» DATA ROWS

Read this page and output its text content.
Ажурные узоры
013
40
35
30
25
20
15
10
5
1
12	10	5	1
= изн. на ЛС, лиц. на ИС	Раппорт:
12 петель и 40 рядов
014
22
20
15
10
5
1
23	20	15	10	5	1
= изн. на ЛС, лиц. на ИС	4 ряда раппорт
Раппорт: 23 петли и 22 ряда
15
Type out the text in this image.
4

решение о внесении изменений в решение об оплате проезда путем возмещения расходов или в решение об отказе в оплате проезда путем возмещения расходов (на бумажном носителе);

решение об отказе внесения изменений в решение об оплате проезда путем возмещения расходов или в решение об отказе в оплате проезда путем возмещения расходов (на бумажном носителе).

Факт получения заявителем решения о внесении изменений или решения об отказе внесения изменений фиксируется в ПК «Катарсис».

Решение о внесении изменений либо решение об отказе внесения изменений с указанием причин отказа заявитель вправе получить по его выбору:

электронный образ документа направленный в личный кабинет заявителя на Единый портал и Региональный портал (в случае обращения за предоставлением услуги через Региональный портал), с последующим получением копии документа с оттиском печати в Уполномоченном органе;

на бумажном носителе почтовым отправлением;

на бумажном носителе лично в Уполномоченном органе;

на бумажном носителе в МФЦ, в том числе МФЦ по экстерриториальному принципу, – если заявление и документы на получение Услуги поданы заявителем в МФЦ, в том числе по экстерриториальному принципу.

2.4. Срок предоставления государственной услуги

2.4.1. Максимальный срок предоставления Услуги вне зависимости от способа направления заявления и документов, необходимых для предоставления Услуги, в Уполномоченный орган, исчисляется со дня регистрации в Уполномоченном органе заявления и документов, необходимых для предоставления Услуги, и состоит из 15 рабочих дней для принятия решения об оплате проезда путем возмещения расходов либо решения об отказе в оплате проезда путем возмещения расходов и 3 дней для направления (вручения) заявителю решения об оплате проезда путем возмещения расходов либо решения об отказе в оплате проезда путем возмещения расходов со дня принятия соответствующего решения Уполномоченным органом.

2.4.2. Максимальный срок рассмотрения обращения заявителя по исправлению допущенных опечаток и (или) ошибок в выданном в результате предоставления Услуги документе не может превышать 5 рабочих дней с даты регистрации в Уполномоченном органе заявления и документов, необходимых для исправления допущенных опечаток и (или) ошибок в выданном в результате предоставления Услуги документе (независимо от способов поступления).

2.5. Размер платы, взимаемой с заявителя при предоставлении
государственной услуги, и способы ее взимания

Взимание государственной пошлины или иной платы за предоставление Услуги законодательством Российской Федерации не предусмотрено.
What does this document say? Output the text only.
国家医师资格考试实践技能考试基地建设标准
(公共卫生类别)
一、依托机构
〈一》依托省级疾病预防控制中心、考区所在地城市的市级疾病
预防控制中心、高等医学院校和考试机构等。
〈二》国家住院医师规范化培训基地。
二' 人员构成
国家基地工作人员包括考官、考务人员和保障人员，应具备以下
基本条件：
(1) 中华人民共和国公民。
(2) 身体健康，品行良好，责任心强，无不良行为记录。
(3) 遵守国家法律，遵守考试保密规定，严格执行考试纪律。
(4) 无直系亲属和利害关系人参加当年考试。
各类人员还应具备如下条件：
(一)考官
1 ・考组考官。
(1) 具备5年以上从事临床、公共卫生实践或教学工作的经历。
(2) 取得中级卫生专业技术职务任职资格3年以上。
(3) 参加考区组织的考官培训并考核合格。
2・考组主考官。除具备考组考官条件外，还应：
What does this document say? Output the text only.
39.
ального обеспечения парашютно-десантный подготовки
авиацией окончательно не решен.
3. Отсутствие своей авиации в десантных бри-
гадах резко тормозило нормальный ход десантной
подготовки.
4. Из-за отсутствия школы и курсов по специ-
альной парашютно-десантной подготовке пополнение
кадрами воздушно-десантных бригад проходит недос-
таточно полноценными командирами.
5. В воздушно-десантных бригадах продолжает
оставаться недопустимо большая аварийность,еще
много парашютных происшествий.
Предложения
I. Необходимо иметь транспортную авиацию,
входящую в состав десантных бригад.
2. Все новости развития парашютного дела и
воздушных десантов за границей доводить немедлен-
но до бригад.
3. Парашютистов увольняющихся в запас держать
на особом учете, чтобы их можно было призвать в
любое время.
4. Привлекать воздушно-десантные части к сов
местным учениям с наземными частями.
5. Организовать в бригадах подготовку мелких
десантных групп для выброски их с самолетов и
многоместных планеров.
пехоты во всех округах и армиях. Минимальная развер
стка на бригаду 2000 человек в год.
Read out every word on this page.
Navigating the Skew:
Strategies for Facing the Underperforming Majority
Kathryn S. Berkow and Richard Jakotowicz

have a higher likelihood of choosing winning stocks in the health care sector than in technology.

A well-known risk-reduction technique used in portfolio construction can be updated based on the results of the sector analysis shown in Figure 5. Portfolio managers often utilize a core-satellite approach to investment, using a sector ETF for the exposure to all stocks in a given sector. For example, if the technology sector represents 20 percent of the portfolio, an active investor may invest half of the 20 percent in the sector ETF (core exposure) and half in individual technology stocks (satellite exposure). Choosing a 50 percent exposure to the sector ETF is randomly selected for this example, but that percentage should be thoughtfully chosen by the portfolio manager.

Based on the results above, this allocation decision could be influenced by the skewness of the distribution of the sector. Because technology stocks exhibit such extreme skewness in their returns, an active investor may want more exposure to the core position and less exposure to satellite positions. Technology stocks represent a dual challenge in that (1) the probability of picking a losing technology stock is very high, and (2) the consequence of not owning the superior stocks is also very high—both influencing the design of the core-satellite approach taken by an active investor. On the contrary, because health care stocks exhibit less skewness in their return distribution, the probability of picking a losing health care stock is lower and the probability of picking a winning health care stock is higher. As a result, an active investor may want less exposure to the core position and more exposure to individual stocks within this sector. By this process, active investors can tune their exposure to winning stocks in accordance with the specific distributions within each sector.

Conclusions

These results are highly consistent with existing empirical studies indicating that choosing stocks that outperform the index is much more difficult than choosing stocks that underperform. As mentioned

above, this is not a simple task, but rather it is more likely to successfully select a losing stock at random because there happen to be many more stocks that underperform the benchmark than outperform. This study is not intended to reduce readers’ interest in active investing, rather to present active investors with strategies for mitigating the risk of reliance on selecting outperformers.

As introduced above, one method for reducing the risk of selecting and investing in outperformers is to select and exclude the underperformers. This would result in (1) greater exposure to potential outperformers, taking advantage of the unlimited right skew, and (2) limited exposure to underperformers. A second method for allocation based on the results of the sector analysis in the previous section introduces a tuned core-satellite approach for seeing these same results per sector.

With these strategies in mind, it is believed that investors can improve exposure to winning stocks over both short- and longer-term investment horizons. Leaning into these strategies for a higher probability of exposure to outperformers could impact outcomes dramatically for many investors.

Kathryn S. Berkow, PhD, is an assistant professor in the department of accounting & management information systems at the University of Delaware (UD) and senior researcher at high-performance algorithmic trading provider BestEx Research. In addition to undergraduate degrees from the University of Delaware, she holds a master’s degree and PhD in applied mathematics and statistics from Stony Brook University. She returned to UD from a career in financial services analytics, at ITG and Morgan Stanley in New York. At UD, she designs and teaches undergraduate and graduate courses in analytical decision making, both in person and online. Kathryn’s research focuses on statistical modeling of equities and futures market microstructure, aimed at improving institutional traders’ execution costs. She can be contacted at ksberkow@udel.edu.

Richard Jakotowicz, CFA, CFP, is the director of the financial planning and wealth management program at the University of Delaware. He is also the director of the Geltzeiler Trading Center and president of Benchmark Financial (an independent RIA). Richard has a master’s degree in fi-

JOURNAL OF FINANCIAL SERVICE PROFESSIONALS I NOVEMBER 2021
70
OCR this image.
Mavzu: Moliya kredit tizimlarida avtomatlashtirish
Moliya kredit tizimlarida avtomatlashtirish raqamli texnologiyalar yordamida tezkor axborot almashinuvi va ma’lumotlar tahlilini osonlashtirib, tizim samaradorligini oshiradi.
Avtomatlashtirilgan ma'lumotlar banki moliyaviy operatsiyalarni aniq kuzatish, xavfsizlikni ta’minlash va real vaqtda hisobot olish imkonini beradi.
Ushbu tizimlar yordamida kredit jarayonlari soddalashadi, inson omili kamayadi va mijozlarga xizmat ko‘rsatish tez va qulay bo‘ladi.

» WRITTEN PROBLEM
Scan the material above. Copy each line where "десантной" occurs.

» TASK OUTPUT
гадах резко тормозило нормальный ход десантной
альной парашютно-десантной подготовке пополнение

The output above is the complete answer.